═══ DATASET ENTRIES

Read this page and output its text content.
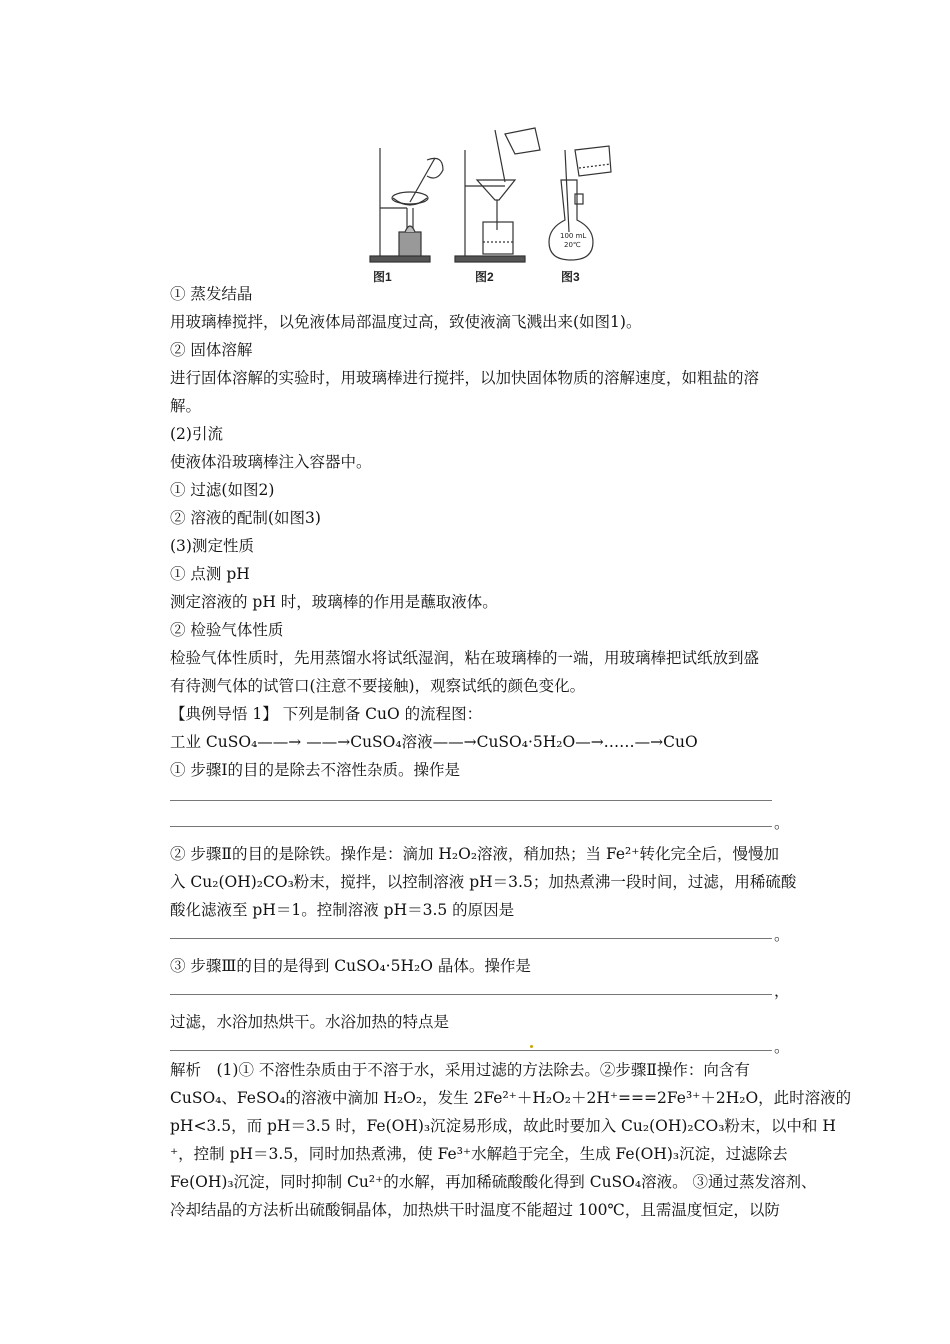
100 mL
20℃
图1	图2	图3
① 蒸发结晶
用玻璃棒搅拌，以免液体局部温度过高，致使液滴飞溅出来(如图1)。
② 固体溶解
进行固体溶解的实验时，用玻璃棒进行搅拌，以加快固体物质的溶解速度，如粗盐的溶
解。
(2)引流
使液体沿玻璃棒注入容器中。
① 过滤(如图2)
② 溶液的配制(如图3)
(3)测定性质
① 点测 pH
测定溶液的 pH 时，玻璃棒的作用是蘸取液体。
② 检验气体性质
检验气体性质时，先用蒸馏水将试纸湿润，粘在玻璃棒的一端，用玻璃棒把试纸放到盛
有待测气体的试管口(注意不要接触)，观察试纸的颜色变化。
【典例导悟 1】 下列是制备 CuO 的流程图：
工业 CuSO₄——→ ——→CuSO₄溶液——→CuSO₄·5H₂O—→……—→CuO
① 步骤Ⅰ的目的是除去不溶性杂质。操作是
。
② 步骤Ⅱ的目的是除铁。操作是：滴加 H₂O₂溶液，稍加热；当 Fe²⁺转化完全后，慢慢加
入 Cu₂(OH)₂CO₃粉末，搅拌，以控制溶液 pH＝3.5；加热煮沸一段时间，过滤，用稀硫酸
酸化滤液至 pH＝1。控制溶液 pH＝3.5 的原因是
。
③ 步骤Ⅲ的目的是得到 CuSO₄·5H₂O 晶体。操作是
，
过滤，水浴加热烘干。水浴加热的特点是
。
解析　(1)① 不溶性杂质由于不溶于水，采用过滤的方法除去。②步骤Ⅱ操作：向含有
CuSO₄、FeSO₄的溶液中滴加 H₂O₂，发生 2Fe²⁺＋H₂O₂＋2H⁺===2Fe³⁺＋2H₂O，此时溶液的
pH<3.5，而 pH＝3.5 时，Fe(OH)₃沉淀易形成，故此时要加入 Cu₂(OH)₂CO₃粉末，以中和 H
⁺，控制 pH＝3.5，同时加热煮沸，使 Fe³⁺水解趋于完全，生成 Fe(OH)₃沉淀，过滤除去
Fe(OH)₃沉淀，同时抑制 Cu²⁺的水解，再加稀硫酸酸化得到 CuSO₄溶液。 ③通过蒸发溶剂、
冷却结晶的方法析出硫酸铜晶体，加热烘干时温度不能超过 100℃，且需温度恒定，以防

══════

:: GIVEN TASK ::
Omit every image. Quote each record exactly.

:: SOLUTION TO THIS TASK ::
Read this page and output its text content.
100 mL
20℃
图1	图2	图3
① 蒸发结晶
用玻璃棒搅拌，以免液体局部温度过高，致使液滴飞溅出来(如图1)。
② 固体溶解
进行固体溶解的实验时，用玻璃棒进行搅拌，以加快固体物质的溶解速度，如粗盐的溶
解。
(2)引流
使液体沿玻璃棒注入容器中。
① 过滤(如图2)
② 溶液的配制(如图3)
(3)测定性质
① 点测 pH
测定溶液的 pH 时，玻璃棒的作用是蘸取液体。
② 检验气体性质
检验气体性质时，先用蒸馏水将试纸湿润，粘在玻璃棒的一端，用玻璃棒把试纸放到盛
有待测气体的试管口(注意不要接触)，观察试纸的颜色变化。
【典例导悟 1】 下列是制备 CuO 的流程图：
工业 CuSO₄——→ ——→CuSO₄溶液——→CuSO₄·5H₂O—→……—→CuO
① 步骤Ⅰ的目的是除去不溶性杂质。操作是
。
② 步骤Ⅱ的目的是除铁。操作是：滴加 H₂O₂溶液，稍加热；当 Fe²⁺转化完全后，慢慢加
入 Cu₂(OH)₂CO₃粉末，搅拌，以控制溶液 pH＝3.5；加热煮沸一段时间，过滤，用稀硫酸
酸化滤液至 pH＝1。控制溶液 pH＝3.5 的原因是
。
③ 步骤Ⅲ的目的是得到 CuSO₄·5H₂O 晶体。操作是
，
过滤，水浴加热烘干。水浴加热的特点是
。
解析　(1)① 不溶性杂质由于不溶于水，采用过滤的方法除去。②步骤Ⅱ操作：向含有
CuSO₄、FeSO₄的溶液中滴加 H₂O₂，发生 2Fe²⁺＋H₂O₂＋2H⁺===2Fe³⁺＋2H₂O，此时溶液的
pH<3.5，而 pH＝3.5 时，Fe(OH)₃沉淀易形成，故此时要加入 Cu₂(OH)₂CO₃粉末，以中和 H
⁺，控制 pH＝3.5，同时加热煮沸，使 Fe³⁺水解趋于完全，生成 Fe(OH)₃沉淀，过滤除去
Fe(OH)₃沉淀，同时抑制 Cu²⁺的水解，再加稀硫酸酸化得到 CuSO₄溶液。 ③通过蒸发溶剂、
冷却结晶的方法析出硫酸铜晶体，加热烘干时温度不能超过 100℃，且需温度恒定，以防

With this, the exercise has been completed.